(Dataset items)
────────
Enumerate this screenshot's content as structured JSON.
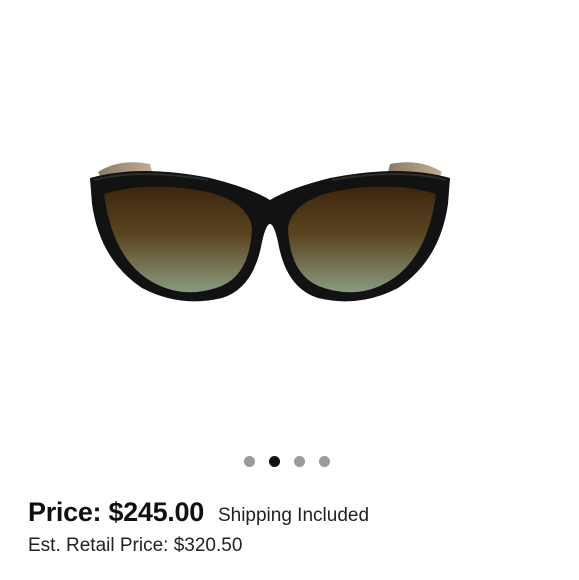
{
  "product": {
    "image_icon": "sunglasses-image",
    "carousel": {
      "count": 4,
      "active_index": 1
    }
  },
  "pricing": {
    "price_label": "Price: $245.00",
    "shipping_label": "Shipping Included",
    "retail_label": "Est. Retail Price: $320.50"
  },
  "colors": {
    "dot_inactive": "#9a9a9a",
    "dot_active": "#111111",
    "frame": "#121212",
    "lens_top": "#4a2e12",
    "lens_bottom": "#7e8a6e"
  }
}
────────
Task to complete:
Copy out every line of the listing that contains the string "Price".

Full output:
    "price_label": "Price: $245.00",
    "retail_label": "Est. Retail Price: $320.50"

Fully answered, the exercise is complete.